Do feminismo para a democracia

É difícil dizer exatamente o que levou à detenção de Huang Xueqin que, aos 33 anos, tem já uma longa história de ativismo.

Depois do caso de Luo Xixi, outras vítimas vieram pedir-lhe ajuda. Numa ocasião, conseguiu que uma rapariga recebesse 5.000 yuan (cerca de 700 euros) de compensação do agressor. A jovem optou por doar o dinheiro a Huang, que começou assim um fundo para o apoio a vítimas de assédio sexual.

Mas nem todo o seu trabalho está ligado a questões de género. Em 2019, a jornalista de Cantão estava em Hong Kong e escreveu sobre os protestos contra a lei da extradição, um diploma que levou milhões para a rua e marcou o início de um gigantesco movimento popular de contestação contra a interferência de Pequim em Hong Kong.

Getty Images

O artigo foi mal recebido pelas autoridades e, ao regressar à China continental, Huang foi detida, acabando por ser libertada só ao fim de três meses. Rio, amigo de longa data, contextualiza: “O governo valorizou este artigo porque nessa altura ela já era muito influente, tinha muita notoriedade por causa do #MeToo”.

A detenção não abrandou a jornalista. De regresso a Cantão, continuou ativa em várias causas, e este ano começou a organizar, com o amigo Wang Jianbing, “encontros comunitários” semanais. “Todas as quintas-feiras à noite, amigos da sociedade civil de Cantão vinham ao apartamento de Jianbing para falar de diferentes questões sociais. Era um espaço para as pessoas partilharem as suas experiências. Havia também muitas questões ligadas ao #MeToo, pessoas que enfrentavam assédio sexual. Esta comunidade apoiava-as”, descreve Rio.

....................

▸ **Tarefas do exercício**:
(a) Segundo o excerto sobre Huang Xueqin, quanto dinheiro recebeu a rapariga de compensação do agressor?
(b) No excerto sobre Huang Xueqin, reescreva de forma mais breve o parágrafo que começa por "A detenção não abrandou a jornalista", mantendo os factos principais.
(c) Traduza para inglês esta frase do excerto sobre Huang Xueqin: "O artigo foi mal recebido pelas autoridades e, ao regressar à China continental, Huang foi detida, acabando por ser libertada só ao fim de três meses."
As entradas não servem para nada do que se pede sobre o excerto.

....................

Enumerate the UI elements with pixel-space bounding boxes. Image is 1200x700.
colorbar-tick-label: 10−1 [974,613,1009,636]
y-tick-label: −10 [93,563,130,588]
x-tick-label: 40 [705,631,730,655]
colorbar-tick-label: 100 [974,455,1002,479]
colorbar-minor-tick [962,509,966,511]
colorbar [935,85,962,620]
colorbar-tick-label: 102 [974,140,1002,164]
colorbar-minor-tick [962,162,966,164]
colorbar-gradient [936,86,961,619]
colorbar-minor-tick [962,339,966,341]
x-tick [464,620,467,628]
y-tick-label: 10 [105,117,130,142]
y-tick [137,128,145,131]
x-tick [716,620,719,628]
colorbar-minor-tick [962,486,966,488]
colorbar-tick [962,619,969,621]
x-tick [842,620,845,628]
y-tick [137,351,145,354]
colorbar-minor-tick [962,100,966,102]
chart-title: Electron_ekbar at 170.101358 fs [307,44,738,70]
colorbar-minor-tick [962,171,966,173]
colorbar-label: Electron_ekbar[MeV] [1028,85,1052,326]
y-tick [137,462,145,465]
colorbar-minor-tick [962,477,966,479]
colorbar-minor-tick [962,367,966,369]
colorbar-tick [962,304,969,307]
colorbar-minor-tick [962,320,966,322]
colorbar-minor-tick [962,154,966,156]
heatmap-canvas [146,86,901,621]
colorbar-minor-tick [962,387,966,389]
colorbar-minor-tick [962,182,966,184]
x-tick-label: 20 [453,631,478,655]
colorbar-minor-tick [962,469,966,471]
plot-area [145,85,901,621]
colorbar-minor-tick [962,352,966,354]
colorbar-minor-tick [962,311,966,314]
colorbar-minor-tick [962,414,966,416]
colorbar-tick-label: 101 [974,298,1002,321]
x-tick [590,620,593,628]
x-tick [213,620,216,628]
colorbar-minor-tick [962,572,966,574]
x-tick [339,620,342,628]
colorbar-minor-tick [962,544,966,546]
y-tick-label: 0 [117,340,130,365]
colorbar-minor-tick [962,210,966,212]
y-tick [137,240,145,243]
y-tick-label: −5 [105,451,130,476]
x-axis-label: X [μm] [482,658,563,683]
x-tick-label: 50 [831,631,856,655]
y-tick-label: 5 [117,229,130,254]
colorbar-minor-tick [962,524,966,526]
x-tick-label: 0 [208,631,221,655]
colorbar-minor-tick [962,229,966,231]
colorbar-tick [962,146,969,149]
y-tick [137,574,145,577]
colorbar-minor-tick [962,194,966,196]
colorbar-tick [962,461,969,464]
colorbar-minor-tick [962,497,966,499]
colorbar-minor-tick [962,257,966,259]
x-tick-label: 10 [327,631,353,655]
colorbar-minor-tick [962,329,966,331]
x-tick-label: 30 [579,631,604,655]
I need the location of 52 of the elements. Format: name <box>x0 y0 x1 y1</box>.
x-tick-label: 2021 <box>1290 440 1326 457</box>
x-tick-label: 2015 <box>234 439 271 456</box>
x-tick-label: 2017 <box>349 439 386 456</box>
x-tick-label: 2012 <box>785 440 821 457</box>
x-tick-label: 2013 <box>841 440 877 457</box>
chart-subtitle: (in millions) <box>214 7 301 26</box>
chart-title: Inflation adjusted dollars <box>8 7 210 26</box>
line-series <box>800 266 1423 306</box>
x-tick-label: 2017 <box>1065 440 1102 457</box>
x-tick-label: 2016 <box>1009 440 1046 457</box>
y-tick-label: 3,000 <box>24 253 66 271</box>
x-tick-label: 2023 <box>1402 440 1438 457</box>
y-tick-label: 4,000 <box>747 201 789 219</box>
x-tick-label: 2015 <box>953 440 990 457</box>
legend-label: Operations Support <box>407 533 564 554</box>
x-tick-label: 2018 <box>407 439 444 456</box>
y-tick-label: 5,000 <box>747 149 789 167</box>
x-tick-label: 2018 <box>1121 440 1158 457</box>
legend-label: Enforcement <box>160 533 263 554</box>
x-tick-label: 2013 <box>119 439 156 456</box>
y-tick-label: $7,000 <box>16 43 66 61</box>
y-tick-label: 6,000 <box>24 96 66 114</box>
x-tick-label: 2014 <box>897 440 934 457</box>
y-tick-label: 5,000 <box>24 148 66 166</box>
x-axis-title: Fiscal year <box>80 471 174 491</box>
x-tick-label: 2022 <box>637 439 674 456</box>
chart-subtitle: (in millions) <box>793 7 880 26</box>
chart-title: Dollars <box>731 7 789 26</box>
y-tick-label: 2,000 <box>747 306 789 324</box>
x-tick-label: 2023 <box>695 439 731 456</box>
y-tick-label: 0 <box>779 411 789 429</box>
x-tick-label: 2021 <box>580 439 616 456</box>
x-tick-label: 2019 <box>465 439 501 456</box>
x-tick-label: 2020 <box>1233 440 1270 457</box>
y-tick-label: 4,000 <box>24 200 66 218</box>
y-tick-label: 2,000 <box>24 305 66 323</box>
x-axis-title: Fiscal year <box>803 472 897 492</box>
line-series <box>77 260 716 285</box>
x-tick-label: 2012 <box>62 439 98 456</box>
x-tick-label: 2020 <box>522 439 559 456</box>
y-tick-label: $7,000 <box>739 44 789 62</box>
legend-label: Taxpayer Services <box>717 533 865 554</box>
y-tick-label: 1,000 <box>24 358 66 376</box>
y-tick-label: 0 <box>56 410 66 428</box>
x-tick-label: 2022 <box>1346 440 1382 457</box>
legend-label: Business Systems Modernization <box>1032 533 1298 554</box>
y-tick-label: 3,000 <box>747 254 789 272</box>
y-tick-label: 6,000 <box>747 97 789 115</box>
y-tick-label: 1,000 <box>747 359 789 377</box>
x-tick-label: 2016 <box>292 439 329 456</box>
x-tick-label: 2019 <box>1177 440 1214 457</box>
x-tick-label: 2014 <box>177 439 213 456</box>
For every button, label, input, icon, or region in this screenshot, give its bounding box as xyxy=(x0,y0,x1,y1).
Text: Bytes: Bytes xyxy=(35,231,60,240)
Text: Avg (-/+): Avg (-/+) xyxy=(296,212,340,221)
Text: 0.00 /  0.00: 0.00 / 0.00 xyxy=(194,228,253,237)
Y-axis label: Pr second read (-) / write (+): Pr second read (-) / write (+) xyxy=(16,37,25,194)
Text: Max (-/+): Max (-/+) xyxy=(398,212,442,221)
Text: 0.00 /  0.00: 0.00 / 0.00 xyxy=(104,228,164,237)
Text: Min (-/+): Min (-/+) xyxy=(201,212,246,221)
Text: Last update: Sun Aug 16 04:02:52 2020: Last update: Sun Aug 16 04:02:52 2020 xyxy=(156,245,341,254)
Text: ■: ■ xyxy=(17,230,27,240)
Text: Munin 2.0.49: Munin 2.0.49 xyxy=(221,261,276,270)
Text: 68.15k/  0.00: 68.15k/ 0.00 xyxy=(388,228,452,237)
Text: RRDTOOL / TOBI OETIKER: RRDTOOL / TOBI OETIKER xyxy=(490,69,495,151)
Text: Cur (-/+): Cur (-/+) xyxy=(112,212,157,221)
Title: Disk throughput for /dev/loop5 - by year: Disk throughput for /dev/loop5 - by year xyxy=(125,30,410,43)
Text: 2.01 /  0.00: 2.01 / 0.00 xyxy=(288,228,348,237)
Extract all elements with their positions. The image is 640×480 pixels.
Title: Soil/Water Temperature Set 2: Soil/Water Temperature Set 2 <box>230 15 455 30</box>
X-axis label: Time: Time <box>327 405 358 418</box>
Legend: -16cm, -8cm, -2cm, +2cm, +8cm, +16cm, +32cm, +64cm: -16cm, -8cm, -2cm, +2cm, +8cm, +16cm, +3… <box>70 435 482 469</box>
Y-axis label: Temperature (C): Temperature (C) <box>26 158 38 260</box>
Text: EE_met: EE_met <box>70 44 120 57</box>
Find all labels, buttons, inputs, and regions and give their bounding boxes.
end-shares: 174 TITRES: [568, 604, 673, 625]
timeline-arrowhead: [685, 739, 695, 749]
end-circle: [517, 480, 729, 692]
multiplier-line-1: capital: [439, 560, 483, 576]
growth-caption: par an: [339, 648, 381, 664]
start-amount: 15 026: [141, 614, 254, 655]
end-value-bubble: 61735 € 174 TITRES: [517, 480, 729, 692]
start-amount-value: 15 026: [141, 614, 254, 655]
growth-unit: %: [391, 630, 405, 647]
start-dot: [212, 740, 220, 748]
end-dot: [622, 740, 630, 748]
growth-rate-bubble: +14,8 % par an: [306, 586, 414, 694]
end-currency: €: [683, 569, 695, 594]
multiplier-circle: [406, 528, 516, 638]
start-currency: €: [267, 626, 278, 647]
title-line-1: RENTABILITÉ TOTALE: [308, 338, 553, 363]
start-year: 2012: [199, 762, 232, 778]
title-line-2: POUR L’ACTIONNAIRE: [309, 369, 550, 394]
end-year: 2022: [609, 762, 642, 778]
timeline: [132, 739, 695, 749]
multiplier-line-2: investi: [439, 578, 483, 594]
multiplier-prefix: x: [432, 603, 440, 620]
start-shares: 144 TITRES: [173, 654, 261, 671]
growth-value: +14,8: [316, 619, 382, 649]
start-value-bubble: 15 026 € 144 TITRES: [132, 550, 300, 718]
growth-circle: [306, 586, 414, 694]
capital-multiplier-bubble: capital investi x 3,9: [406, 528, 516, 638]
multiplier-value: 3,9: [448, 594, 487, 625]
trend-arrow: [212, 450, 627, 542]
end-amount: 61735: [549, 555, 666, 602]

....................

▸ **Respostas corretas**:
(a) Recebeu 5.000 yuan, cerca de 700 euros.

(b) Depois de ser detida, Huang voltou a Cantão e continuou ativa em várias causas. Este ano, começou a organizar com Wang Jianbing encontros comunitários semanais. Decorriam às quintas-feiras à noite, no apartamento de Jianbing. Neles, pessoas da sociedade civil falavam de questões sociais e partilhavam experiências, e apoiavam-se pessoas que enfrentavam assédio sexual.

(c) The article was poorly received by the authorities, and upon returning to mainland China, Huang was detained and was only released after three months.